--- PASSAGE ---
While some extracts, like Devil's claw, honeybush, and rooibus extracts are currently available in Europe and elsewhere, novel products like extracts from the iconic baobab tree could be hitting European shelves sooner rather than later.
The southern Africa natural products trade association, PhytoTrade Africa, in collaboration with South African company, Afriplex, look set to introduce baobab fruit pulp products to industry.
Negotiations with several European companies are on-going, and Donnie Malherbe, Afriplex's operations director, told NutraIngredients.com that he expects baobab-containing products to be available in Europe "within the next year."
"We've been working for some time with Afriplex on the baobab fruit," explained Cyril Lombard, market development manager, PhytoTrade Africa. "With its long history of safe and traditional use on the continent, this is one of Africa's most exciting species.
Its nutritional profile and properties, as well as its inherent market appeal, make it an interesting novel ingredient for the food and beverage industry. Through this partnership, we will shortly be able to offer baobab fruit pulp to industry in a range of qualities and formats," said Lombard.
Dr Joerg Gruenwald from Germany-based Analyze and Realize told a packed auditorium at Geneva's PalExpo centre that the fruit pulp of the baobab has an atioxidant activity about four times that of kiwi or apple pulp.
---
INSTRUCTIONS FOR THE TASK ▸ Reproduce the baobab passage in full, word for word. Rely on the passage alone and no other source.
--- RECORD EXCERPTS ---
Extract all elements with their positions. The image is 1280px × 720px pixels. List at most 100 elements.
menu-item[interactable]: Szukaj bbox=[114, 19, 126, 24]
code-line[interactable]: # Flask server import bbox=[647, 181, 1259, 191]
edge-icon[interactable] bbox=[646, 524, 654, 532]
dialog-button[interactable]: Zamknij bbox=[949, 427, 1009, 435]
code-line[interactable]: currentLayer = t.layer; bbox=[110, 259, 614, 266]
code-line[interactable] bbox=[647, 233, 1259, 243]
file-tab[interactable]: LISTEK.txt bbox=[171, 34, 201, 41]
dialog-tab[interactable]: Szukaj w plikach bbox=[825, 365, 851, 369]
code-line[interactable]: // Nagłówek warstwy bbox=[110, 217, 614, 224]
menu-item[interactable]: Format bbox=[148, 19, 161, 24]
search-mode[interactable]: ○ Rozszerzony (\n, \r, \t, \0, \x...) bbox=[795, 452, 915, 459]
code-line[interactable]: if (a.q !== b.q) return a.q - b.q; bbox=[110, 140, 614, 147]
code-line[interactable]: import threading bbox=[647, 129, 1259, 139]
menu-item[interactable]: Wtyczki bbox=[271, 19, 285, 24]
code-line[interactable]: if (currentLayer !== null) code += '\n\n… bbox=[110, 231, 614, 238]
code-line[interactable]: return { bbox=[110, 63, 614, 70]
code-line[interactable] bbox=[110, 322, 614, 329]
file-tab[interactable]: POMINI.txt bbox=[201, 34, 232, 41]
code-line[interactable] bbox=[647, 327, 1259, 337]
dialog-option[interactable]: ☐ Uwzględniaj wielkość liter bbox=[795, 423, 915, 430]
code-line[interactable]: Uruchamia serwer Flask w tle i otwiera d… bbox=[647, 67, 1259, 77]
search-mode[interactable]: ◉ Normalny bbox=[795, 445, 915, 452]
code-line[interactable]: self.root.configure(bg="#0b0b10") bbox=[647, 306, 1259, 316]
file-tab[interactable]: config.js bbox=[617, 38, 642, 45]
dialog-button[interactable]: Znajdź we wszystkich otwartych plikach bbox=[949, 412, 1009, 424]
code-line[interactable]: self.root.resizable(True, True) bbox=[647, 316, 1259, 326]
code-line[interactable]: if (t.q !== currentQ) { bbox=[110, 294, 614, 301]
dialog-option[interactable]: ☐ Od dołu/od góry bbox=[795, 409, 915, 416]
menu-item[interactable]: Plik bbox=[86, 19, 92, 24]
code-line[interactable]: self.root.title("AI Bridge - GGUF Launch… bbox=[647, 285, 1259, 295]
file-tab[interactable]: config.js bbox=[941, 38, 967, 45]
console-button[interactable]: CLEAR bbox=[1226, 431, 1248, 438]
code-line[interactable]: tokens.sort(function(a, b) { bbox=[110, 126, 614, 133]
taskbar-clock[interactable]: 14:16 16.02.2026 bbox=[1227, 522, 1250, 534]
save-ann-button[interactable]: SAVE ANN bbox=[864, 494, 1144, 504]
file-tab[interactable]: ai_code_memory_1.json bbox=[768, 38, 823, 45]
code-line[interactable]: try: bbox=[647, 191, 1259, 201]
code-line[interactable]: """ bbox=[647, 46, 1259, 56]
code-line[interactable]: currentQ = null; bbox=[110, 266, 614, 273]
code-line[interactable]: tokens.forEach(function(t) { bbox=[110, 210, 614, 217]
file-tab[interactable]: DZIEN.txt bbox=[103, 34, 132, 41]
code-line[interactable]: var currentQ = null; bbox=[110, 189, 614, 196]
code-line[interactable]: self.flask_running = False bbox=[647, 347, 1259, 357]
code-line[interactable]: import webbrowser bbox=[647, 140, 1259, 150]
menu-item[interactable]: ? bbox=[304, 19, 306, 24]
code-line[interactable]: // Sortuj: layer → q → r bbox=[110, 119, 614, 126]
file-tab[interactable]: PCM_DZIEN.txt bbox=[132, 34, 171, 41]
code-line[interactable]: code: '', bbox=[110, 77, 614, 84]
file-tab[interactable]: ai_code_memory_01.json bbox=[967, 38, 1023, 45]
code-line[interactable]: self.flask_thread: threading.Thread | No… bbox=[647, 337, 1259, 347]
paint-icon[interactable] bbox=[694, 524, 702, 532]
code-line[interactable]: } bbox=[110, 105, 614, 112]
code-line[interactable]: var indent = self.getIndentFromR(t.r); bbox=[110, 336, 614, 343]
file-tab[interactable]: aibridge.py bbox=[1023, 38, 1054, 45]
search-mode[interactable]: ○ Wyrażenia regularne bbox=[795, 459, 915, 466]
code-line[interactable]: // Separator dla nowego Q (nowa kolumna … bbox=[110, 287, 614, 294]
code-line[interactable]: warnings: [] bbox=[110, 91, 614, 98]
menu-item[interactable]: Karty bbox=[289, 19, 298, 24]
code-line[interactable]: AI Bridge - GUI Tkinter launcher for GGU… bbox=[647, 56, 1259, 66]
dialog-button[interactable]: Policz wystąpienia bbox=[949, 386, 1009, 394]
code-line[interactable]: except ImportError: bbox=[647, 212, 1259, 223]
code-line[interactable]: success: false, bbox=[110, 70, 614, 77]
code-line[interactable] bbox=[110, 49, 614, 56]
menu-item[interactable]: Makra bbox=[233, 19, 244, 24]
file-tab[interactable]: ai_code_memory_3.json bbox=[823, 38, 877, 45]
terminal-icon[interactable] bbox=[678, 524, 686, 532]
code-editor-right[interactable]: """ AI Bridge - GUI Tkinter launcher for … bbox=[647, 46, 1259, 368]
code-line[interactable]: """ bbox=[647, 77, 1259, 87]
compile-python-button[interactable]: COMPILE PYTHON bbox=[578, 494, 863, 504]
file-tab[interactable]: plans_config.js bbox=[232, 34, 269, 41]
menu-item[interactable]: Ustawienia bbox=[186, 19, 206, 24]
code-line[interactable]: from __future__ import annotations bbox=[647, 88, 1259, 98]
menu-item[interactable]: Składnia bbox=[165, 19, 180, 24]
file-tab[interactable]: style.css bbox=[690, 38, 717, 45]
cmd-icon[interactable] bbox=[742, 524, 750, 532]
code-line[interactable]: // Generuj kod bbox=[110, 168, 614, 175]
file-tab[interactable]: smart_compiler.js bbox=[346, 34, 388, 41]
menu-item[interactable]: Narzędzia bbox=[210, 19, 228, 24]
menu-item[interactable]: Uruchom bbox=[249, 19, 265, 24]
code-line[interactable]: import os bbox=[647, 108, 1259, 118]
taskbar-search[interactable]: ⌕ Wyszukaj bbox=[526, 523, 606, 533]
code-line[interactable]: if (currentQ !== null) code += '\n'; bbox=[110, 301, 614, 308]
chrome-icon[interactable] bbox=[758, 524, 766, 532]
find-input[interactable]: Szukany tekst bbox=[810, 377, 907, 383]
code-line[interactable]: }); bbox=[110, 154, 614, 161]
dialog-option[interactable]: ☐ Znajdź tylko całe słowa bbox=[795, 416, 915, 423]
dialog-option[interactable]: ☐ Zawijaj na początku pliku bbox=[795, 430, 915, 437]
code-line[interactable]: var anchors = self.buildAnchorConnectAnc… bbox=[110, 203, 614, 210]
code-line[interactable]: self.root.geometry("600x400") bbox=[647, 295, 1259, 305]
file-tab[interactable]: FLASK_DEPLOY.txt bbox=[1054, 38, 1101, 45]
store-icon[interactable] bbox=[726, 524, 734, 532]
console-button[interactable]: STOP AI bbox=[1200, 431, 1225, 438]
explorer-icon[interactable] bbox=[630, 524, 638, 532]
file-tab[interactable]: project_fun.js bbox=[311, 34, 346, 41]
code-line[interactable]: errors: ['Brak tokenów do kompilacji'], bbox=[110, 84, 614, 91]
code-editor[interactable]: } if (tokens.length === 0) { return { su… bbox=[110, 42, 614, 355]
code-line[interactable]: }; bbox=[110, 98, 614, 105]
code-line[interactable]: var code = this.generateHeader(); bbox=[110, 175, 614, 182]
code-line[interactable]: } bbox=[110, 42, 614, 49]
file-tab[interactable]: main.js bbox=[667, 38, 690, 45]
---
EXERCISE SOLUTION ▸
While some extracts, like Devil's claw, honeybush, and rooibus extracts are currently available in Europe and elsewhere, novel products like extracts from the iconic baobab tree could be hitting European shelves sooner rather than later.
The southern Africa natural products trade association, PhytoTrade Africa, in collaboration with South African company, Afriplex, look set to introduce baobab fruit pulp products to industry.
Negotiations with several European companies are on-going, and Donnie Malherbe, Afriplex's operations director, told NutraIngredients.com that he expects baobab-containing products to be available in Europe "within the next year."
"We've been working for some time with Afriplex on the baobab fruit," explained Cyril Lombard, market development manager, PhytoTrade Africa. "With its long history of safe and traditional use on the continent, this is one of Africa's most exciting species.
Its nutritional profile and properties, as well as its inherent market appeal, make it an interesting novel ingredient for the food and beverage industry. Through this partnership, we will shortly be able to offer baobab fruit pulp to industry in a range of qualities and formats," said Lombard.
Dr Joerg Gruenwald from Germany-based Analyze and Realize told a packed auditorium at Geneva's PalExpo centre that the fruit pulp of the baobab has an atioxidant activity about four times that of kiwi or apple pulp.